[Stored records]
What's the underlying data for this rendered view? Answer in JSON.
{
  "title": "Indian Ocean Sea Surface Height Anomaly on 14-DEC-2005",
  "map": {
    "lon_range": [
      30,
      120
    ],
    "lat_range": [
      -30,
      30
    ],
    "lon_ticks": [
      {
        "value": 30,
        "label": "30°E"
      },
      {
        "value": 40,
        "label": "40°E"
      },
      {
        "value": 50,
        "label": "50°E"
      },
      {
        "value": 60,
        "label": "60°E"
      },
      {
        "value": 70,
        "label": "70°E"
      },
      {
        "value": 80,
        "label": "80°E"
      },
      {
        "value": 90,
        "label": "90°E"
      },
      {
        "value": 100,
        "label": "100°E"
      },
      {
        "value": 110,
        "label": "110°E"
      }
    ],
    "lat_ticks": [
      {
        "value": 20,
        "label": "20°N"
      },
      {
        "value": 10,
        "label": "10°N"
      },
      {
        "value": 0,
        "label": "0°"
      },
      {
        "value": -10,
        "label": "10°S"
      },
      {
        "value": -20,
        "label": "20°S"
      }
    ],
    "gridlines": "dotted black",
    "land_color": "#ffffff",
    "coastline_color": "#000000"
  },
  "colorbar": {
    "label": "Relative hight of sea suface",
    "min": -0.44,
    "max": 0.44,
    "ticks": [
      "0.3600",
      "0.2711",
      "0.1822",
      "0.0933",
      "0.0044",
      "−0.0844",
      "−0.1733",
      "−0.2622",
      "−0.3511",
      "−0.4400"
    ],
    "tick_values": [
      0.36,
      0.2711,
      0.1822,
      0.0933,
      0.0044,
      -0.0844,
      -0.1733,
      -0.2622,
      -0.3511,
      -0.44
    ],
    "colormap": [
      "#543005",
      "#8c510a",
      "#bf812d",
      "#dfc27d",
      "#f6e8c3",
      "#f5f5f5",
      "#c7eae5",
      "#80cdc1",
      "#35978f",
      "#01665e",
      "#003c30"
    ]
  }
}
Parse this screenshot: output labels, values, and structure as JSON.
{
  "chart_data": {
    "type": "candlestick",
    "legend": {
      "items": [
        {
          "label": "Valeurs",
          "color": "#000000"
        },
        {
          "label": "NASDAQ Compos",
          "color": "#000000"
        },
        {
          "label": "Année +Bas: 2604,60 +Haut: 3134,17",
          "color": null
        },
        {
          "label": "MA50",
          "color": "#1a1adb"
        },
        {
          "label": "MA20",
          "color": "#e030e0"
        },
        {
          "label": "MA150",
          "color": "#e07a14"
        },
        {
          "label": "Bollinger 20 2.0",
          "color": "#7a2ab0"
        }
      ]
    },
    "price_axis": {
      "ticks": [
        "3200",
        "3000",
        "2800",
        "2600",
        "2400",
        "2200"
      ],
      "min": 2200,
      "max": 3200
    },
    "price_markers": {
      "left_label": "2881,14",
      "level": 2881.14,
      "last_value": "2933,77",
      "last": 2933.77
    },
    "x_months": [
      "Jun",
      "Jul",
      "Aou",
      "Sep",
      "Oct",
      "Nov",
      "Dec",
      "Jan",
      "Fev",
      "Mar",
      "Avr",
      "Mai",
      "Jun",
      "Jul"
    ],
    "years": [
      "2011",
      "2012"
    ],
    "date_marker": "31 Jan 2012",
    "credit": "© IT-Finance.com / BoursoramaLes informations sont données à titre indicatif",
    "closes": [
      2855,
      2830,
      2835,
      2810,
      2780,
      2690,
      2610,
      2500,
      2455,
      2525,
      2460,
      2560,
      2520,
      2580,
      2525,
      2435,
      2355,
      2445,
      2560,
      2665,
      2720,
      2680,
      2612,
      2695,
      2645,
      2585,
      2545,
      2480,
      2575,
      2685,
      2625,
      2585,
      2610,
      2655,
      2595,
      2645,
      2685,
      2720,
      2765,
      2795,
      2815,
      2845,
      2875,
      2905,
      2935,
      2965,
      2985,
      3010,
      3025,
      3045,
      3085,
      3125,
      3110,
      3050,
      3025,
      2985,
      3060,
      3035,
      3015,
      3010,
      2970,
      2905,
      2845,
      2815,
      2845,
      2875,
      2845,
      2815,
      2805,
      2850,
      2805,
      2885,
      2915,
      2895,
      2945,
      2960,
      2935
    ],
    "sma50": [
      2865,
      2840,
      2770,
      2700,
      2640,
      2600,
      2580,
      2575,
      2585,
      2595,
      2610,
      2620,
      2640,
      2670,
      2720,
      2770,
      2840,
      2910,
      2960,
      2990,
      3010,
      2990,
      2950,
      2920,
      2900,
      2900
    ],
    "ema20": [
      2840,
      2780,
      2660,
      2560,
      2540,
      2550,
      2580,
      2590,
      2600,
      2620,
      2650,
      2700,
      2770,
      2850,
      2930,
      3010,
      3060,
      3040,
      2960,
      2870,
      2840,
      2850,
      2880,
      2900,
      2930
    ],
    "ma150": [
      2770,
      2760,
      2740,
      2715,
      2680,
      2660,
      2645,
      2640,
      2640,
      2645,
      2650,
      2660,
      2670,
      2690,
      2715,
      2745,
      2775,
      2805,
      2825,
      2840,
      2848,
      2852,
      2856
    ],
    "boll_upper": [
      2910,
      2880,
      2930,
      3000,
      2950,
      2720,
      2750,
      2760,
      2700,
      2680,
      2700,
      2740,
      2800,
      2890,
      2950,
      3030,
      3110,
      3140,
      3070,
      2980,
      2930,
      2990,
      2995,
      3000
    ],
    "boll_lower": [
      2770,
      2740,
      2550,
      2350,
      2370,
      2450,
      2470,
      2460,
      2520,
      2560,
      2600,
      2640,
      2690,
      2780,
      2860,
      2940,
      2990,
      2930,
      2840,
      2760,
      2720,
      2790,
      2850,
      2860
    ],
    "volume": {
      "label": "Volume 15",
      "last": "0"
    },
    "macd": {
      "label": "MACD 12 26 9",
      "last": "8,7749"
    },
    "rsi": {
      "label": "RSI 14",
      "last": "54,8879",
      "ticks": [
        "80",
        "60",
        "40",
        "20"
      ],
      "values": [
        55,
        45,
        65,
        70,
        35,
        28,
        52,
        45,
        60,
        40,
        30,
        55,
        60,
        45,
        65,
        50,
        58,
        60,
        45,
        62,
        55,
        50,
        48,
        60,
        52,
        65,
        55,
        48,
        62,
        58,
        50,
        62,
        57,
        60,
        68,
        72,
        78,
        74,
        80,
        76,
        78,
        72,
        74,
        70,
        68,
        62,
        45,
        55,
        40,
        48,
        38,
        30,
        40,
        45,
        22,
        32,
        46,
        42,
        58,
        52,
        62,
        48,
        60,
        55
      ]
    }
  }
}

### What you have to do
Give the material above again, word for word.

### Answer to the exercise
What's the underlying data for this rendered view? Answer in JSON.
{
  "title": "Indian Ocean Sea Surface Height Anomaly on 14-DEC-2005",
  "map": {
    "lon_range": [
      30,
      120
    ],
    "lat_range": [
      -30,
      30
    ],
    "lon_ticks": [
      {
        "value": 30,
        "label": "30°E"
      },
      {
        "value": 40,
        "label": "40°E"
      },
      {
        "value": 50,
        "label": "50°E"
      },
      {
        "value": 60,
        "label": "60°E"
      },
      {
        "value": 70,
        "label": "70°E"
      },
      {
        "value": 80,
        "label": "80°E"
      },
      {
        "value": 90,
        "label": "90°E"
      },
      {
        "value": 100,
        "label": "100°E"
      },
      {
        "value": 110,
        "label": "110°E"
      }
    ],
    "lat_ticks": [
      {
        "value": 20,
        "label": "20°N"
      },
      {
        "value": 10,
        "label": "10°N"
      },
      {
        "value": 0,
        "label": "0°"
      },
      {
        "value": -10,
        "label": "10°S"
      },
      {
        "value": -20,
        "label": "20°S"
      }
    ],
    "gridlines": "dotted black",
    "land_color": "#ffffff",
    "coastline_color": "#000000"
  },
  "colorbar": {
    "label": "Relative hight of sea suface",
    "min": -0.44,
    "max": 0.44,
    "ticks": [
      "0.3600",
      "0.2711",
      "0.1822",
      "0.0933",
      "0.0044",
      "−0.0844",
      "−0.1733",
      "−0.2622",
      "−0.3511",
      "−0.4400"
    ],
    "tick_values": [
      0.36,
      0.2711,
      0.1822,
      0.0933,
      0.0044,
      -0.0844,
      -0.1733,
      -0.2622,
      -0.3511,
      -0.44
    ],
    "colormap": [
      "#543005",
      "#8c510a",
      "#bf812d",
      "#dfc27d",
      "#f6e8c3",
      "#f5f5f5",
      "#c7eae5",
      "#80cdc1",
      "#35978f",
      "#01665e",
      "#003c30"
    ]
  }
}
Parse this screenshot: output labels, values, and structure as JSON.
{
  "chart_data": {
    "type": "candlestick",
    "legend": {
      "items": [
        {
          "label": "Valeurs",
          "color": "#000000"
        },
        {
          "label": "NASDAQ Compos",
          "color": "#000000"
        },
        {
          "label": "Année +Bas: 2604,60 +Haut: 3134,17",
          "color": null
        },
        {
          "label": "MA50",
          "color": "#1a1adb"
        },
        {
          "label": "MA20",
          "color": "#e030e0"
        },
        {
          "label": "MA150",
          "color": "#e07a14"
        },
        {
          "label": "Bollinger 20 2.0",
          "color": "#7a2ab0"
        }
      ]
    },
    "price_axis": {
      "ticks": [
        "3200",
        "3000",
        "2800",
        "2600",
        "2400",
        "2200"
      ],
      "min": 2200,
      "max": 3200
    },
    "price_markers": {
      "left_label": "2881,14",
      "level": 2881.14,
      "last_value": "2933,77",
      "last": 2933.77
    },
    "x_months": [
      "Jun",
      "Jul",
      "Aou",
      "Sep",
      "Oct",
      "Nov",
      "Dec",
      "Jan",
      "Fev",
      "Mar",
      "Avr",
      "Mai",
      "Jun",
      "Jul"
    ],
    "years": [
      "2011",
      "2012"
    ],
    "date_marker": "31 Jan 2012",
    "credit": "© IT-Finance.com / BoursoramaLes informations sont données à titre indicatif",
    "closes": [
      2855,
      2830,
      2835,
      2810,
      2780,
      2690,
      2610,
      2500,
      2455,
      2525,
      2460,
      2560,
      2520,
      2580,
      2525,
      2435,
      2355,
      2445,
      2560,
      2665,
      2720,
      2680,
      2612,
      2695,
      2645,
      2585,
      2545,
      2480,
      2575,
      2685,
      2625,
      2585,
      2610,
      2655,
      2595,
      2645,
      2685,
      2720,
      2765,
      2795,
      2815,
      2845,
      2875,
      2905,
      2935,
      2965,
      2985,
      3010,
      3025,
      3045,
      3085,
      3125,
      3110,
      3050,
      3025,
      2985,
      3060,
      3035,
      3015,
      3010,
      2970,
      2905,
      2845,
      2815,
      2845,
      2875,
      2845,
      2815,
      2805,
      2850,
      2805,
      2885,
      2915,
      2895,
      2945,
      2960,
      2935
    ],
    "sma50": [
      2865,
      2840,
      2770,
      2700,
      2640,
      2600,
      2580,
      2575,
      2585,
      2595,
      2610,
      2620,
      2640,
      2670,
      2720,
      2770,
      2840,
      2910,
      2960,
      2990,
      3010,
      2990,
      2950,
      2920,
      2900,
      2900
    ],
    "ema20": [
      2840,
      2780,
      2660,
      2560,
      2540,
      2550,
      2580,
      2590,
      2600,
      2620,
      2650,
      2700,
      2770,
      2850,
      2930,
      3010,
      3060,
      3040,
      2960,
      2870,
      2840,
      2850,
      2880,
      2900,
      2930
    ],
    "ma150": [
      2770,
      2760,
      2740,
      2715,
      2680,
      2660,
      2645,
      2640,
      2640,
      2645,
      2650,
      2660,
      2670,
      2690,
      2715,
      2745,
      2775,
      2805,
      2825,
      2840,
      2848,
      2852,
      2856
    ],
    "boll_upper": [
      2910,
      2880,
      2930,
      3000,
      2950,
      2720,
      2750,
      2760,
      2700,
      2680,
      2700,
      2740,
      2800,
      2890,
      2950,
      3030,
      3110,
      3140,
      3070,
      2980,
      2930,
      2990,
      2995,
      3000
    ],
    "boll_lower": [
      2770,
      2740,
      2550,
      2350,
      2370,
      2450,
      2470,
      2460,
      2520,
      2560,
      2600,
      2640,
      2690,
      2780,
      2860,
      2940,
      2990,
      2930,
      2840,
      2760,
      2720,
      2790,
      2850,
      2860
    ],
    "volume": {
      "label": "Volume 15",
      "last": "0"
    },
    "macd": {
      "label": "MACD 12 26 9",
      "last": "8,7749"
    },
    "rsi": {
      "label": "RSI 14",
      "last": "54,8879",
      "ticks": [
        "80",
        "60",
        "40",
        "20"
      ],
      "values": [
        55,
        45,
        65,
        70,
        35,
        28,
        52,
        45,
        60,
        40,
        30,
        55,
        60,
        45,
        65,
        50,
        58,
        60,
        45,
        62,
        55,
        50,
        48,
        60,
        52,
        65,
        55,
        48,
        62,
        58,
        50,
        62,
        57,
        60,
        68,
        72,
        78,
        74,
        80,
        76,
        78,
        72,
        74,
        70,
        68,
        62,
        45,
        55,
        40,
        48,
        38,
        30,
        40,
        45,
        22,
        32,
        46,
        42,
        58,
        52,
        62,
        48,
        60,
        55
      ]
    }
  }
}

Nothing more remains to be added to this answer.